# GIVEN INSTRUCTION
Repeat every record below exactly, omitting any pictures.

<<<<

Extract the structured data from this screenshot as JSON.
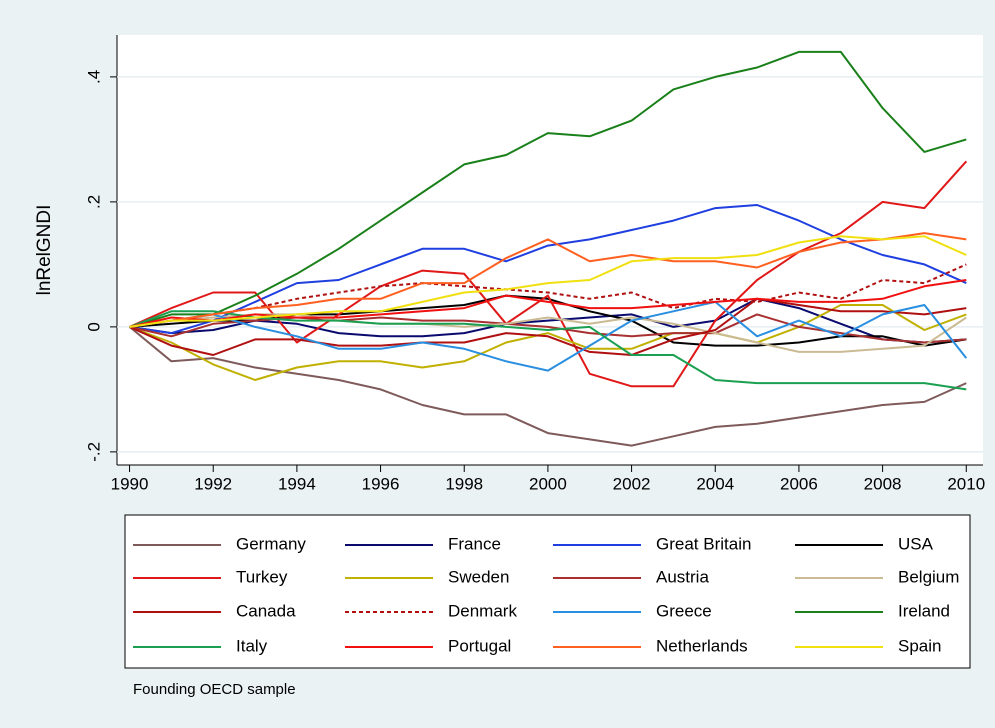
{
  "chart_data": {
    "type": "line",
    "y_label": "lnRelGNDI",
    "note": "Founding OECD sample",
    "x": [
      1990,
      1991,
      1992,
      1993,
      1994,
      1995,
      1996,
      1997,
      1998,
      1999,
      2000,
      2001,
      2002,
      2003,
      2004,
      2005,
      2006,
      2007,
      2008,
      2009,
      2010
    ],
    "xlim": [
      1989.7,
      2010.4
    ],
    "xticks": [
      1990,
      1992,
      1994,
      1996,
      1998,
      2000,
      2002,
      2004,
      2006,
      2008,
      2010
    ],
    "ylim": [
      -0.221,
      0.467
    ],
    "yticks": [
      {
        "value": -0.2,
        "label": "-.2"
      },
      0,
      {
        "value": 0.2,
        "label": ".2"
      },
      {
        "value": 0.4,
        "label": ".4"
      }
    ],
    "grid": true,
    "series": [
      {
        "name": "Germany",
        "color": "#7f5a5a",
        "values": [
          0,
          -0.055,
          -0.05,
          -0.065,
          -0.075,
          -0.085,
          -0.1,
          -0.125,
          -0.14,
          -0.14,
          -0.17,
          -0.18,
          -0.19,
          -0.175,
          -0.16,
          -0.155,
          -0.145,
          -0.135,
          -0.125,
          -0.12,
          -0.09
        ]
      },
      {
        "name": "France",
        "color": "#0a0a6e",
        "values": [
          0,
          -0.01,
          -0.005,
          0.01,
          0.005,
          -0.01,
          -0.015,
          -0.015,
          -0.01,
          0.005,
          0.01,
          0.015,
          0.02,
          0,
          0.01,
          0.045,
          0.03,
          0.005,
          -0.02,
          -0.025,
          -0.02
        ]
      },
      {
        "name": "Great Britain",
        "color": "#1f3fe0",
        "values": [
          0,
          -0.01,
          0.01,
          0.04,
          0.07,
          0.075,
          0.1,
          0.125,
          0.125,
          0.105,
          0.13,
          0.14,
          0.155,
          0.17,
          0.19,
          0.195,
          0.17,
          0.14,
          0.115,
          0.1,
          0.07
        ]
      },
      {
        "name": "USA",
        "color": "#000000",
        "values": [
          0,
          0.005,
          0.01,
          0.01,
          0.02,
          0.02,
          0.025,
          0.03,
          0.035,
          0.05,
          0.045,
          0.025,
          0.01,
          -0.025,
          -0.03,
          -0.03,
          -0.025,
          -0.015,
          -0.015,
          -0.03,
          -0.02
        ]
      },
      {
        "name": "Turkey",
        "color": "#e01818",
        "values": [
          0,
          0.03,
          0.055,
          0.055,
          -0.025,
          0.02,
          0.065,
          0.09,
          0.085,
          0.005,
          0.05,
          -0.075,
          -0.095,
          -0.095,
          0.01,
          0.075,
          0.12,
          0.15,
          0.2,
          0.19,
          0.265
        ]
      },
      {
        "name": "Sweden",
        "color": "#c0b000",
        "values": [
          0,
          -0.025,
          -0.06,
          -0.085,
          -0.065,
          -0.055,
          -0.055,
          -0.065,
          -0.055,
          -0.025,
          -0.01,
          -0.035,
          -0.035,
          -0.01,
          -0.01,
          -0.025,
          0,
          0.035,
          0.035,
          -0.005,
          0.02
        ]
      },
      {
        "name": "Austria",
        "color": "#a83030",
        "values": [
          0,
          -0.015,
          0.005,
          0.01,
          0.015,
          0.01,
          0.015,
          0.01,
          0.01,
          0.005,
          0,
          -0.01,
          -0.015,
          -0.01,
          -0.01,
          0.02,
          0,
          -0.01,
          -0.02,
          -0.025,
          -0.02
        ]
      },
      {
        "name": "Belgium",
        "color": "#cbbb94",
        "values": [
          0,
          0.01,
          0.015,
          0.02,
          0.02,
          0.01,
          0.005,
          0.005,
          0,
          0.005,
          0.015,
          0.005,
          0.015,
          0.005,
          -0.01,
          -0.025,
          -0.04,
          -0.04,
          -0.035,
          -0.03,
          0.015
        ]
      },
      {
        "name": "Canada",
        "color": "#b01010",
        "values": [
          0,
          -0.03,
          -0.045,
          -0.02,
          -0.02,
          -0.03,
          -0.03,
          -0.025,
          -0.025,
          -0.01,
          -0.015,
          -0.04,
          -0.045,
          -0.02,
          -0.005,
          0.045,
          0.035,
          0.025,
          0.025,
          0.02,
          0.03
        ]
      },
      {
        "name": "Denmark",
        "color": "#b01010",
        "dashed": true,
        "values": [
          0,
          0.01,
          0.02,
          0.03,
          0.045,
          0.055,
          0.065,
          0.07,
          0.065,
          0.06,
          0.055,
          0.045,
          0.055,
          0.03,
          0.045,
          0.04,
          0.055,
          0.045,
          0.075,
          0.07,
          0.1
        ]
      },
      {
        "name": "Greece",
        "color": "#2a8fe0",
        "values": [
          0,
          0.01,
          0.02,
          0,
          -0.015,
          -0.035,
          -0.035,
          -0.025,
          -0.035,
          -0.055,
          -0.07,
          -0.03,
          0.01,
          0.025,
          0.04,
          -0.015,
          0.01,
          -0.015,
          0.02,
          0.035,
          -0.05
        ]
      },
      {
        "name": "Ireland",
        "color": "#1a801a",
        "values": [
          0,
          0.02,
          0.02,
          0.05,
          0.085,
          0.125,
          0.17,
          0.215,
          0.26,
          0.275,
          0.31,
          0.305,
          0.33,
          0.38,
          0.4,
          0.415,
          0.44,
          0.44,
          0.35,
          0.28,
          0.3
        ]
      },
      {
        "name": "Italy",
        "color": "#1aa050",
        "values": [
          0,
          0.025,
          0.025,
          0.015,
          0.01,
          0.01,
          0.005,
          0.005,
          0.005,
          0,
          -0.005,
          0,
          -0.045,
          -0.045,
          -0.085,
          -0.09,
          -0.09,
          -0.09,
          -0.09,
          -0.09,
          -0.1
        ]
      },
      {
        "name": "Portugal",
        "color": "#f01010",
        "values": [
          0,
          0.015,
          0.01,
          0.02,
          0.015,
          0.015,
          0.02,
          0.025,
          0.03,
          0.05,
          0.04,
          0.03,
          0.03,
          0.035,
          0.04,
          0.045,
          0.04,
          0.04,
          0.045,
          0.065,
          0.075
        ]
      },
      {
        "name": "Netherlands",
        "color": "#ff6020",
        "values": [
          0,
          0.01,
          0.02,
          0.03,
          0.035,
          0.045,
          0.045,
          0.07,
          0.07,
          0.11,
          0.14,
          0.105,
          0.115,
          0.105,
          0.105,
          0.095,
          0.12,
          0.135,
          0.14,
          0.15,
          0.14
        ]
      },
      {
        "name": "Spain",
        "color": "#f0e010",
        "values": [
          0,
          0.01,
          0.01,
          0.015,
          0.02,
          0.025,
          0.025,
          0.04,
          0.055,
          0.06,
          0.07,
          0.075,
          0.105,
          0.11,
          0.11,
          0.115,
          0.135,
          0.145,
          0.14,
          0.145,
          0.115
        ]
      }
    ]
  }
}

>>>>

# EXERCISE RESPONSE
Extract the structured data from this screenshot as JSON.
{
  "chart_data": {
    "type": "line",
    "y_label": "lnRelGNDI",
    "note": "Founding OECD sample",
    "x": [
      1990,
      1991,
      1992,
      1993,
      1994,
      1995,
      1996,
      1997,
      1998,
      1999,
      2000,
      2001,
      2002,
      2003,
      2004,
      2005,
      2006,
      2007,
      2008,
      2009,
      2010
    ],
    "xlim": [
      1989.7,
      2010.4
    ],
    "xticks": [
      1990,
      1992,
      1994,
      1996,
      1998,
      2000,
      2002,
      2004,
      2006,
      2008,
      2010
    ],
    "ylim": [
      -0.221,
      0.467
    ],
    "yticks": [
      {
        "value": -0.2,
        "label": "-.2"
      },
      0,
      {
        "value": 0.2,
        "label": ".2"
      },
      {
        "value": 0.4,
        "label": ".4"
      }
    ],
    "grid": true,
    "series": [
      {
        "name": "Germany",
        "color": "#7f5a5a",
        "values": [
          0,
          -0.055,
          -0.05,
          -0.065,
          -0.075,
          -0.085,
          -0.1,
          -0.125,
          -0.14,
          -0.14,
          -0.17,
          -0.18,
          -0.19,
          -0.175,
          -0.16,
          -0.155,
          -0.145,
          -0.135,
          -0.125,
          -0.12,
          -0.09
        ]
      },
      {
        "name": "France",
        "color": "#0a0a6e",
        "values": [
          0,
          -0.01,
          -0.005,
          0.01,
          0.005,
          -0.01,
          -0.015,
          -0.015,
          -0.01,
          0.005,
          0.01,
          0.015,
          0.02,
          0,
          0.01,
          0.045,
          0.03,
          0.005,
          -0.02,
          -0.025,
          -0.02
        ]
      },
      {
        "name": "Great Britain",
        "color": "#1f3fe0",
        "values": [
          0,
          -0.01,
          0.01,
          0.04,
          0.07,
          0.075,
          0.1,
          0.125,
          0.125,
          0.105,
          0.13,
          0.14,
          0.155,
          0.17,
          0.19,
          0.195,
          0.17,
          0.14,
          0.115,
          0.1,
          0.07
        ]
      },
      {
        "name": "USA",
        "color": "#000000",
        "values": [
          0,
          0.005,
          0.01,
          0.01,
          0.02,
          0.02,
          0.025,
          0.03,
          0.035,
          0.05,
          0.045,
          0.025,
          0.01,
          -0.025,
          -0.03,
          -0.03,
          -0.025,
          -0.015,
          -0.015,
          -0.03,
          -0.02
        ]
      },
      {
        "name": "Turkey",
        "color": "#e01818",
        "values": [
          0,
          0.03,
          0.055,
          0.055,
          -0.025,
          0.02,
          0.065,
          0.09,
          0.085,
          0.005,
          0.05,
          -0.075,
          -0.095,
          -0.095,
          0.01,
          0.075,
          0.12,
          0.15,
          0.2,
          0.19,
          0.265
        ]
      },
      {
        "name": "Sweden",
        "color": "#c0b000",
        "values": [
          0,
          -0.025,
          -0.06,
          -0.085,
          -0.065,
          -0.055,
          -0.055,
          -0.065,
          -0.055,
          -0.025,
          -0.01,
          -0.035,
          -0.035,
          -0.01,
          -0.01,
          -0.025,
          0,
          0.035,
          0.035,
          -0.005,
          0.02
        ]
      },
      {
        "name": "Austria",
        "color": "#a83030",
        "values": [
          0,
          -0.015,
          0.005,
          0.01,
          0.015,
          0.01,
          0.015,
          0.01,
          0.01,
          0.005,
          0,
          -0.01,
          -0.015,
          -0.01,
          -0.01,
          0.02,
          0,
          -0.01,
          -0.02,
          -0.025,
          -0.02
        ]
      },
      {
        "name": "Belgium",
        "color": "#cbbb94",
        "values": [
          0,
          0.01,
          0.015,
          0.02,
          0.02,
          0.01,
          0.005,
          0.005,
          0,
          0.005,
          0.015,
          0.005,
          0.015,
          0.005,
          -0.01,
          -0.025,
          -0.04,
          -0.04,
          -0.035,
          -0.03,
          0.015
        ]
      },
      {
        "name": "Canada",
        "color": "#b01010",
        "values": [
          0,
          -0.03,
          -0.045,
          -0.02,
          -0.02,
          -0.03,
          -0.03,
          -0.025,
          -0.025,
          -0.01,
          -0.015,
          -0.04,
          -0.045,
          -0.02,
          -0.005,
          0.045,
          0.035,
          0.025,
          0.025,
          0.02,
          0.03
        ]
      },
      {
        "name": "Denmark",
        "color": "#b01010",
        "dashed": true,
        "values": [
          0,
          0.01,
          0.02,
          0.03,
          0.045,
          0.055,
          0.065,
          0.07,
          0.065,
          0.06,
          0.055,
          0.045,
          0.055,
          0.03,
          0.045,
          0.04,
          0.055,
          0.045,
          0.075,
          0.07,
          0.1
        ]
      },
      {
        "name": "Greece",
        "color": "#2a8fe0",
        "values": [
          0,
          0.01,
          0.02,
          0,
          -0.015,
          -0.035,
          -0.035,
          -0.025,
          -0.035,
          -0.055,
          -0.07,
          -0.03,
          0.01,
          0.025,
          0.04,
          -0.015,
          0.01,
          -0.015,
          0.02,
          0.035,
          -0.05
        ]
      },
      {
        "name": "Ireland",
        "color": "#1a801a",
        "values": [
          0,
          0.02,
          0.02,
          0.05,
          0.085,
          0.125,
          0.17,
          0.215,
          0.26,
          0.275,
          0.31,
          0.305,
          0.33,
          0.38,
          0.4,
          0.415,
          0.44,
          0.44,
          0.35,
          0.28,
          0.3
        ]
      },
      {
        "name": "Italy",
        "color": "#1aa050",
        "values": [
          0,
          0.025,
          0.025,
          0.015,
          0.01,
          0.01,
          0.005,
          0.005,
          0.005,
          0,
          -0.005,
          0,
          -0.045,
          -0.045,
          -0.085,
          -0.09,
          -0.09,
          -0.09,
          -0.09,
          -0.09,
          -0.1
        ]
      },
      {
        "name": "Portugal",
        "color": "#f01010",
        "values": [
          0,
          0.015,
          0.01,
          0.02,
          0.015,
          0.015,
          0.02,
          0.025,
          0.03,
          0.05,
          0.04,
          0.03,
          0.03,
          0.035,
          0.04,
          0.045,
          0.04,
          0.04,
          0.045,
          0.065,
          0.075
        ]
      },
      {
        "name": "Netherlands",
        "color": "#ff6020",
        "values": [
          0,
          0.01,
          0.02,
          0.03,
          0.035,
          0.045,
          0.045,
          0.07,
          0.07,
          0.11,
          0.14,
          0.105,
          0.115,
          0.105,
          0.105,
          0.095,
          0.12,
          0.135,
          0.14,
          0.15,
          0.14
        ]
      },
      {
        "name": "Spain",
        "color": "#f0e010",
        "values": [
          0,
          0.01,
          0.01,
          0.015,
          0.02,
          0.025,
          0.025,
          0.04,
          0.055,
          0.06,
          0.07,
          0.075,
          0.105,
          0.11,
          0.11,
          0.115,
          0.135,
          0.145,
          0.14,
          0.145,
          0.115
        ]
      }
    ]
  }
}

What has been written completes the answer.